- What you will do -
Repeat all the records exactly, omitting pictures.

— start Listing —

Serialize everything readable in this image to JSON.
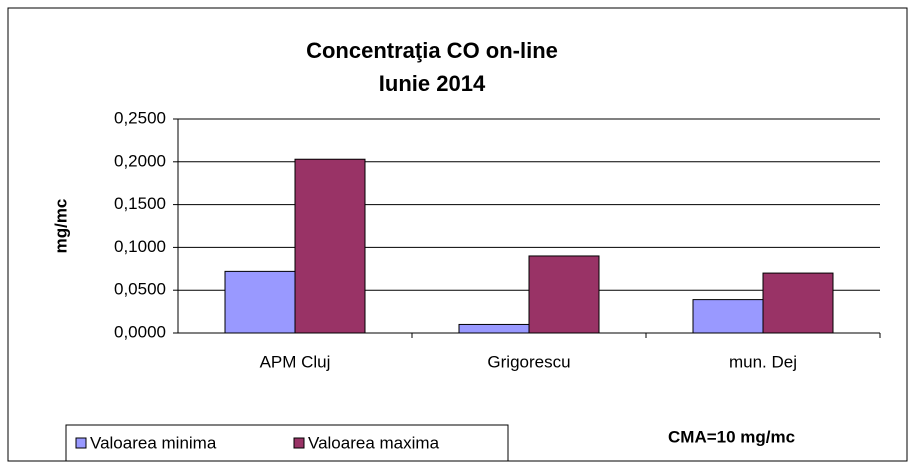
{
  "chart_data": {
    "type": "bar",
    "title": "Concentraţia CO on-line",
    "subtitle": "Iunie 2014",
    "y_label": "mg/mc",
    "annotation": "CMA=10 mg/mc",
    "categories": [
      "APM Cluj",
      "Grigorescu",
      "mun. Dej"
    ],
    "series": [
      {
        "name": "Valoarea minima",
        "color": "#9999ff",
        "values": [
          0.072,
          0.01,
          0.039
        ]
      },
      {
        "name": "Valoarea maxima",
        "color": "#993366",
        "values": [
          0.203,
          0.09,
          0.07
        ]
      }
    ],
    "ylim": [
      0,
      0.25
    ],
    "yticks": [
      {
        "value": 0,
        "label": "0,0000"
      },
      {
        "value": 0.05,
        "label": "0,0500"
      },
      {
        "value": 0.1,
        "label": "0,1000"
      },
      {
        "value": 0.15,
        "label": "0,1500"
      },
      {
        "value": 0.2,
        "label": "0,2000"
      },
      {
        "value": 0.25,
        "label": "0,2500"
      }
    ],
    "grid": true,
    "legend": "bottom-left"
  }
}
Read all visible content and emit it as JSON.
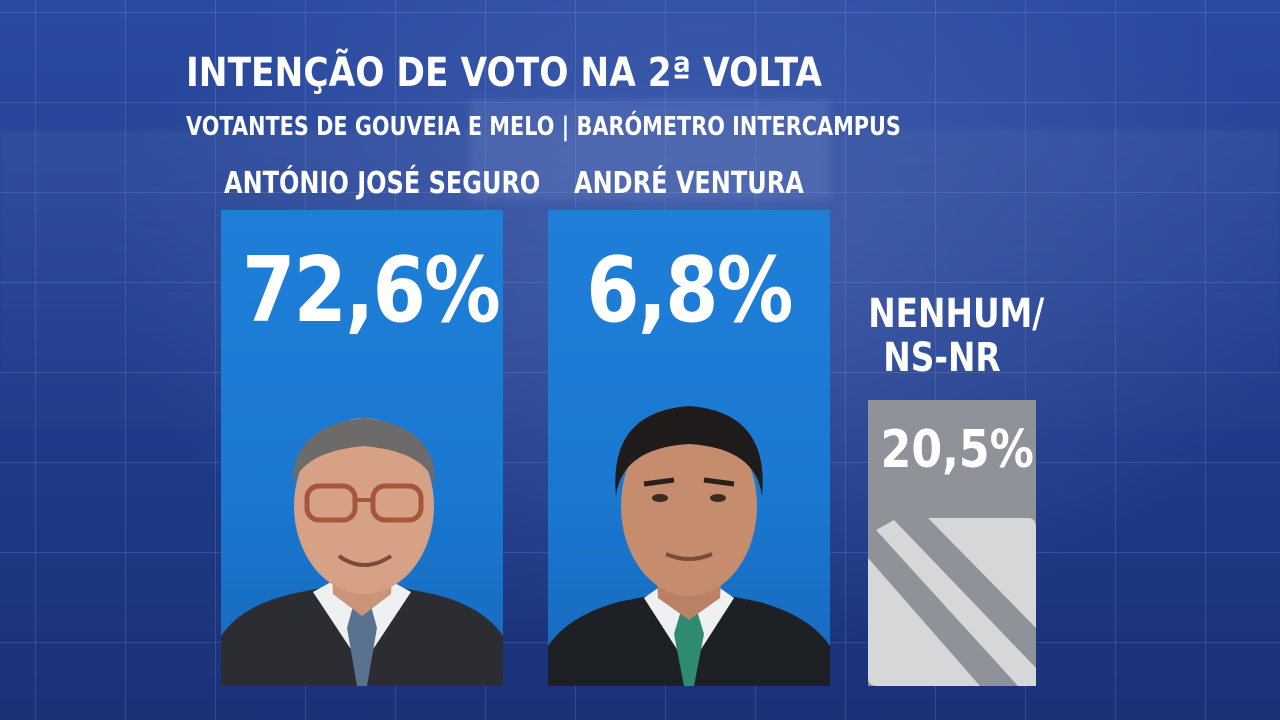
{
  "chart_data": {
    "type": "bar",
    "title": "INTENÇÃO DE VOTO NA 2ª VOLTA",
    "subtitle": "VOTANTES  DE GOUVEIA E MELO | BARÓMETRO INTERCAMPUS",
    "categories": [
      "ANTÓNIO JOSÉ SEGURO",
      "ANDRÉ VENTURA",
      "NENHUM/ NS-NR"
    ],
    "values": [
      72.6,
      6.8,
      20.5
    ],
    "value_labels": [
      "72,6%",
      "6,8%",
      "20,5%"
    ],
    "other_label_lines": [
      "NENHUM/",
      "NS-NR"
    ],
    "colors": {
      "candidate_bar": "#1f7fd8",
      "other_bar": "#8f9399",
      "background": "#213e8f"
    },
    "icons": [
      "candidate-portrait-seguro",
      "candidate-portrait-ventura",
      "none-slash-icon"
    ]
  }
}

— end Listing —

- Answer to the problem -
Serialize everything readable in this image to JSON.
{
  "chart_data": {
    "type": "bar",
    "title": "Concentraţia CO on-line",
    "subtitle": "Iunie 2014",
    "y_label": "mg/mc",
    "annotation": "CMA=10 mg/mc",
    "categories": [
      "APM Cluj",
      "Grigorescu",
      "mun. Dej"
    ],
    "series": [
      {
        "name": "Valoarea minima",
        "color": "#9999ff",
        "values": [
          0.072,
          0.01,
          0.039
        ]
      },
      {
        "name": "Valoarea maxima",
        "color": "#993366",
        "values": [
          0.203,
          0.09,
          0.07
        ]
      }
    ],
    "ylim": [
      0,
      0.25
    ],
    "yticks": [
      {
        "value": 0,
        "label": "0,0000"
      },
      {
        "value": 0.05,
        "label": "0,0500"
      },
      {
        "value": 0.1,
        "label": "0,1000"
      },
      {
        "value": 0.15,
        "label": "0,1500"
      },
      {
        "value": 0.2,
        "label": "0,2000"
      },
      {
        "value": 0.25,
        "label": "0,2500"
      }
    ],
    "grid": true,
    "legend": "bottom-left"
  }
}
Read all visible content and emit it as JSON.
{
  "chart_data": {
    "type": "bar",
    "title": "INTENÇÃO DE VOTO NA 2ª VOLTA",
    "subtitle": "VOTANTES  DE GOUVEIA E MELO | BARÓMETRO INTERCAMPUS",
    "categories": [
      "ANTÓNIO JOSÉ SEGURO",
      "ANDRÉ VENTURA",
      "NENHUM/ NS-NR"
    ],
    "values": [
      72.6,
      6.8,
      20.5
    ],
    "value_labels": [
      "72,6%",
      "6,8%",
      "20,5%"
    ],
    "other_label_lines": [
      "NENHUM/",
      "NS-NR"
    ],
    "colors": {
      "candidate_bar": "#1f7fd8",
      "other_bar": "#8f9399",
      "background": "#213e8f"
    },
    "icons": [
      "candidate-portrait-seguro",
      "candidate-portrait-ventura",
      "none-slash-icon"
    ]
  }
}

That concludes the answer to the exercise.